[BEGIN Material for the task]

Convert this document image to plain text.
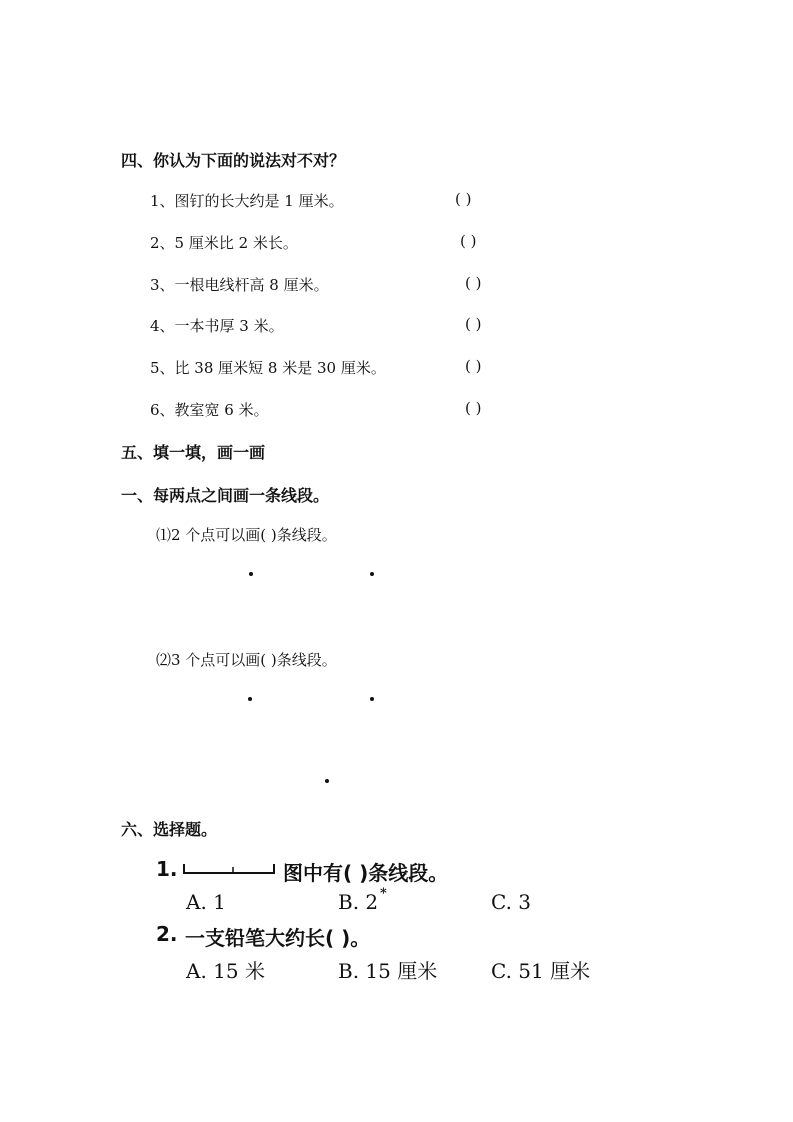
四、你认为下面的说法对不对？
1、图钉的长大约是 1 厘米。	( )
2、5 厘米比 2 米长。	( )
3、一根电线杆高 8 厘米。	( )
4、一本书厚 3 米。	( )
5、比 38 厘米短 8 米是 30 厘米。	( )
6、教室宽 6 米。	( )
五、填一填，画一画
一、每两点之间画一条线段。
⑴2 个点可以画( )条线段。
⑵3 个点可以画( )条线段。
六、选择题。
1.	图中有( )条线段。
A. 1	B. 2 *	C. 3
2. 一支铅笔大约长( )。
A. 15 米	B. 15 厘米	C. 51 厘米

[END Material for the task]

▶ Task statement:
Reproduce the data word for word, excluding its pictures.

▶ Task response:
Convert this document image to plain text.
四、你认为下面的说法对不对？
1、图钉的长大约是 1 厘米。	( )
2、5 厘米比 2 米长。	( )
3、一根电线杆高 8 厘米。	( )
4、一本书厚 3 米。	( )
5、比 38 厘米短 8 米是 30 厘米。	( )
6、教室宽 6 米。	( )
五、填一填，画一画
一、每两点之间画一条线段。
⑴2 个点可以画( )条线段。
⑵3 个点可以画( )条线段。
六、选择题。
1.	图中有( )条线段。
A. 1	B. 2 *	C. 3
2. 一支铅笔大约长( )。
A. 15 米	B. 15 厘米	C. 51 厘米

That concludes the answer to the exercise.